• _Objective_: Print the listing below in its entirety, character for character.
===== Records for the exercise
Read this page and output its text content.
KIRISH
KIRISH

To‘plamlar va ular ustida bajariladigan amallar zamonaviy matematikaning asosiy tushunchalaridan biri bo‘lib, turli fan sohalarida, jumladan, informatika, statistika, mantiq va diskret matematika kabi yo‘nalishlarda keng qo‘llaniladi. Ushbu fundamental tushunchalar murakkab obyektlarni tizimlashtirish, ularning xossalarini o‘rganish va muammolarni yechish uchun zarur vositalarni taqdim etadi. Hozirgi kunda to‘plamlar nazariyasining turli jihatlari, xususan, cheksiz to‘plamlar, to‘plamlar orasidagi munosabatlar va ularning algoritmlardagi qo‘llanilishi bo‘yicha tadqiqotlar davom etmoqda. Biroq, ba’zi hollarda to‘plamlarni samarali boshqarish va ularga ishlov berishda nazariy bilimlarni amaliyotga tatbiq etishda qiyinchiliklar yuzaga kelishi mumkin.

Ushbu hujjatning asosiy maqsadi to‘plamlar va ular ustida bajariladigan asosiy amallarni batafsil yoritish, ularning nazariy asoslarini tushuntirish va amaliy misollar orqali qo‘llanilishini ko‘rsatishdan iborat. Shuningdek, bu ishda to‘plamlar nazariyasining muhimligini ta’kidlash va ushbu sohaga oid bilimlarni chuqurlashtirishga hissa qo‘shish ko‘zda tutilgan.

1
==========
• _Answer to this task_:
Read this page and output its text content.
KIRISH
KIRISH

To‘plamlar va ular ustida bajariladigan amallar zamonaviy matematikaning asosiy tushunchalaridan biri bo‘lib, turli fan sohalarida, jumladan, informatika, statistika, mantiq va diskret matematika kabi yo‘nalishlarda keng qo‘llaniladi. Ushbu fundamental tushunchalar murakkab obyektlarni tizimlashtirish, ularning xossalarini o‘rganish va muammolarni yechish uchun zarur vositalarni taqdim etadi. Hozirgi kunda to‘plamlar nazariyasining turli jihatlari, xususan, cheksiz to‘plamlar, to‘plamlar orasidagi munosabatlar va ularning algoritmlardagi qo‘llanilishi bo‘yicha tadqiqotlar davom etmoqda. Biroq, ba’zi hollarda to‘plamlarni samarali boshqarish va ularga ishlov berishda nazariy bilimlarni amaliyotga tatbiq etishda qiyinchiliklar yuzaga kelishi mumkin.

Ushbu hujjatning asosiy maqsadi to‘plamlar va ular ustida bajariladigan asosiy amallarni batafsil yoritish, ularning nazariy asoslarini tushuntirish va amaliy misollar orqali qo‘llanilishini ko‘rsatishdan iborat. Shuningdek, bu ishda to‘plamlar nazariyasining muhimligini ta’kidlash va ushbu sohaga oid bilimlarni chuqurlashtirishga hissa qo‘shish ko‘zda tutilgan.

1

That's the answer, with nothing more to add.